**CHALLENGE**
Every record must be written out once more, with nothing added or omitted.

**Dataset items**
----------
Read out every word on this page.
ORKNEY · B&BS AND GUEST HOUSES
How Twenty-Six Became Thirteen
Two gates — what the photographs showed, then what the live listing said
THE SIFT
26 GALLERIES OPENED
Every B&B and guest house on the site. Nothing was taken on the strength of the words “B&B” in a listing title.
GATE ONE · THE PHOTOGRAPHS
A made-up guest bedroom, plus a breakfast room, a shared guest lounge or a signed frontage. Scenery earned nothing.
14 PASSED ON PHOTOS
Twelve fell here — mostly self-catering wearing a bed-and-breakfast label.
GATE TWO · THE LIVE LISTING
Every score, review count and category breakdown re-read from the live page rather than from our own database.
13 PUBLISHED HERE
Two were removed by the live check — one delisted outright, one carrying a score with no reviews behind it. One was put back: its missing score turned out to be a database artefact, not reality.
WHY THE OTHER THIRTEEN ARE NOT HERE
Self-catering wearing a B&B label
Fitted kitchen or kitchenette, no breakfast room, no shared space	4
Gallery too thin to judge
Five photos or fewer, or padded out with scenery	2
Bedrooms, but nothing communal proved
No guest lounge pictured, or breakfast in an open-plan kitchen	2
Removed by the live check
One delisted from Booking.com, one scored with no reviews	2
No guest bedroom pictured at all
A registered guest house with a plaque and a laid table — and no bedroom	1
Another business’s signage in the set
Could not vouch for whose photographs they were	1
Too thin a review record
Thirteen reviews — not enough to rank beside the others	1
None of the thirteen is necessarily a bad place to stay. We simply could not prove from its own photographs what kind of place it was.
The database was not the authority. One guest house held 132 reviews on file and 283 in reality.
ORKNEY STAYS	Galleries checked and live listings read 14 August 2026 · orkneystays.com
----------
**RESPONSE TO THIS TASK**
Read out every word on this page.
ORKNEY · B&BS AND GUEST HOUSES
How Twenty-Six Became Thirteen
Two gates — what the photographs showed, then what the live listing said
THE SIFT
26 GALLERIES OPENED
Every B&B and guest house on the site. Nothing was taken on the strength of the words “B&B” in a listing title.
GATE ONE · THE PHOTOGRAPHS
A made-up guest bedroom, plus a breakfast room, a shared guest lounge or a signed frontage. Scenery earned nothing.
14 PASSED ON PHOTOS
Twelve fell here — mostly self-catering wearing a bed-and-breakfast label.
GATE TWO · THE LIVE LISTING
Every score, review count and category breakdown re-read from the live page rather than from our own database.
13 PUBLISHED HERE
Two were removed by the live check — one delisted outright, one carrying a score with no reviews behind it. One was put back: its missing score turned out to be a database artefact, not reality.
WHY THE OTHER THIRTEEN ARE NOT HERE
Self-catering wearing a B&B label
Fitted kitchen or kitchenette, no breakfast room, no shared space	4
Gallery too thin to judge
Five photos or fewer, or padded out with scenery	2
Bedrooms, but nothing communal proved
No guest lounge pictured, or breakfast in an open-plan kitchen	2
Removed by the live check
One delisted from Booking.com, one scored with no reviews	2
No guest bedroom pictured at all
A registered guest house with a plaque and a laid table — and no bedroom	1
Another business’s signage in the set
Could not vouch for whose photographs they were	1
Too thin a review record
Thirteen reviews — not enough to rank beside the others	1
None of the thirteen is necessarily a bad place to stay. We simply could not prove from its own photographs what kind of place it was.
The database was not the authority. One guest house held 132 reviews on file and 283 in reality.
ORKNEY STAYS	Galleries checked and live listings read 14 August 2026 · orkneystays.com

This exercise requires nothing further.